Task description: Every line from the one with "Convert this screenshot" through the end of the entries below should be written out exactly; the pictures should not.

Source material:
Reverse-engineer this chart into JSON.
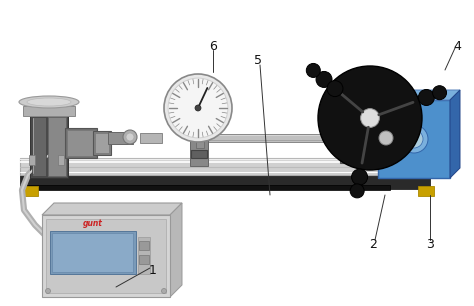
{
  "bg_color": "#ffffff",
  "rail_color": "#d8d8d8",
  "rail_dark": "#b0b0b0",
  "base_dark": "#222222",
  "foot_color": "#c8a000",
  "shaft_color": "#aaaaaa",
  "gray_dark": "#707070",
  "gray_mid": "#999999",
  "gray_light": "#c8c8c8",
  "blue_motor": "#4d90cc",
  "blue_dark": "#3366aa",
  "blue_light": "#7ab0dd",
  "black": "#111111",
  "white": "#ffffff",
  "label_color": "#111111",
  "cable_color": "#aaaaaa",
  "box_color": "#d5d5d5",
  "screen_color": "#8899bb",
  "red_brand": "#cc2222"
}
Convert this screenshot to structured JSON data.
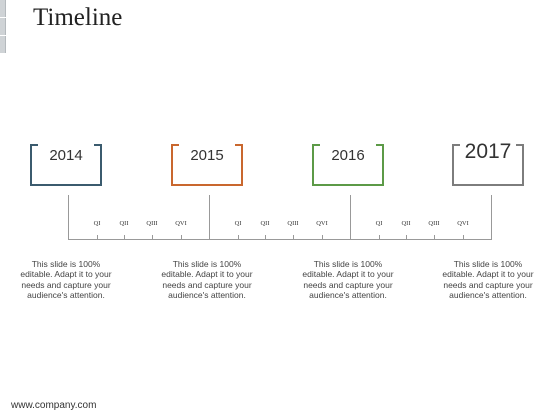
{
  "title": "Timeline",
  "footer": "www.company.com",
  "colors": {
    "c2014": "#3b5b6e",
    "c2015": "#c9672e",
    "c2016": "#5c9a47",
    "c2017": "#7d7d7d"
  },
  "years": [
    {
      "label": "2014",
      "color": "#3b5b6e",
      "quarters": [
        "QI",
        "QII",
        "QIII",
        "QVI"
      ],
      "description": "This slide is 100% editable. Adapt it to your needs and capture your audience's attention."
    },
    {
      "label": "2015",
      "color": "#c9672e",
      "quarters": [
        "QI",
        "QII",
        "QIII",
        "QVI"
      ],
      "description": "This slide is 100% editable. Adapt it to your needs and capture your audience's attention."
    },
    {
      "label": "2016",
      "color": "#5c9a47",
      "quarters": [
        "QI",
        "QII",
        "QIII",
        "QVI"
      ],
      "description": "This slide is 100% editable. Adapt it to your needs and capture your audience's attention."
    },
    {
      "label": "2017",
      "color": "#7d7d7d",
      "quarters": [],
      "description": "This slide is 100% editable. Adapt it to your needs and capture your audience's attention."
    }
  ]
}
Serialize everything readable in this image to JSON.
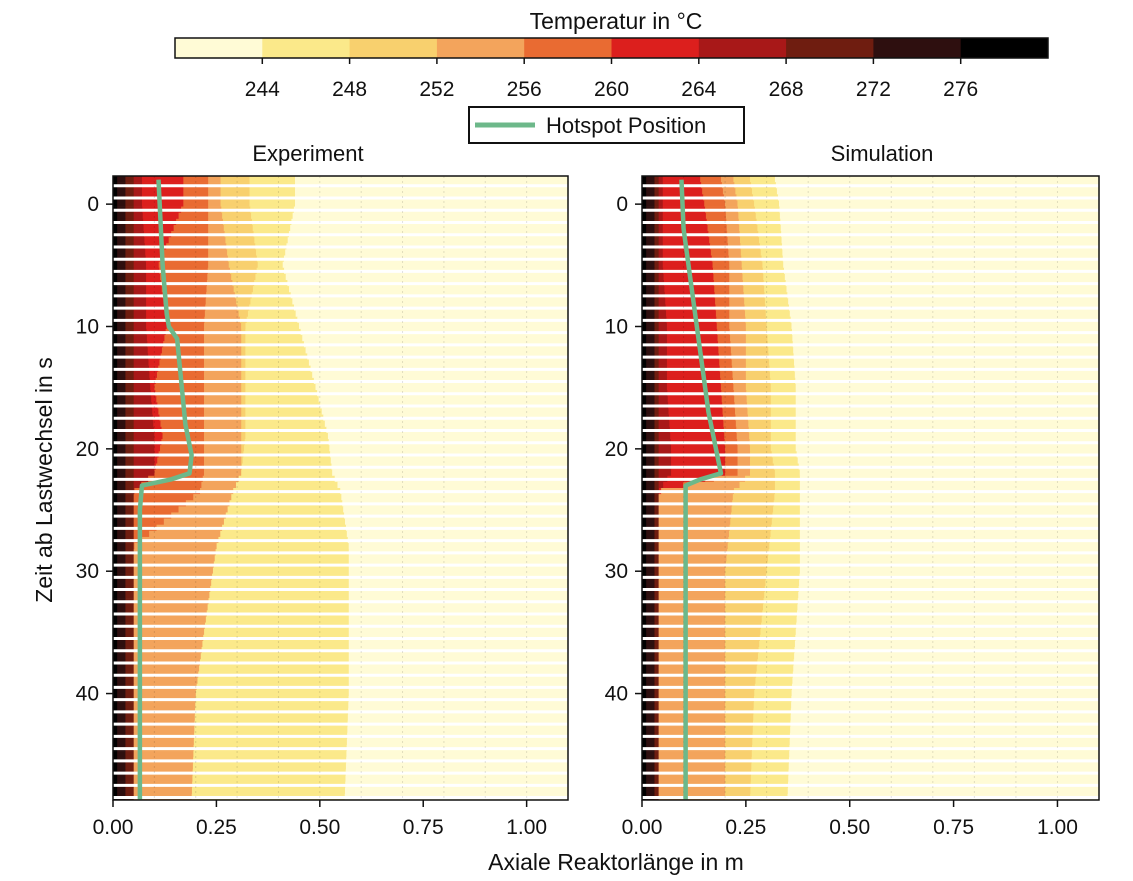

Expected answer:
Convert this screenshot to structured JSON data.
{
  "title": "Timeline",
  "footer": "www.company.com",
  "colors": {
    "c2014": "#3b5b6e",
    "c2015": "#c9672e",
    "c2016": "#5c9a47",
    "c2017": "#7d7d7d"
  },
  "years": [
    {
      "label": "2014",
      "color": "#3b5b6e",
      "quarters": [
        "QI",
        "QII",
        "QIII",
        "QVI"
      ],
      "description": "This slide is 100% editable. Adapt it to your needs and capture your audience's attention."
    },
    {
      "label": "2015",
      "color": "#c9672e",
      "quarters": [
        "QI",
        "QII",
        "QIII",
        "QVI"
      ],
      "description": "This slide is 100% editable. Adapt it to your needs and capture your audience's attention."
    },
    {
      "label": "2016",
      "color": "#5c9a47",
      "quarters": [
        "QI",
        "QII",
        "QIII",
        "QVI"
      ],
      "description": "This slide is 100% editable. Adapt it to your needs and capture your audience's attention."
    },
    {
      "label": "2017",
      "color": "#7d7d7d",
      "quarters": [],
      "description": "This slide is 100% editable. Adapt it to your needs and capture your audience's attention."
    }
  ]
}
Serialize everything readable in this image to JSON.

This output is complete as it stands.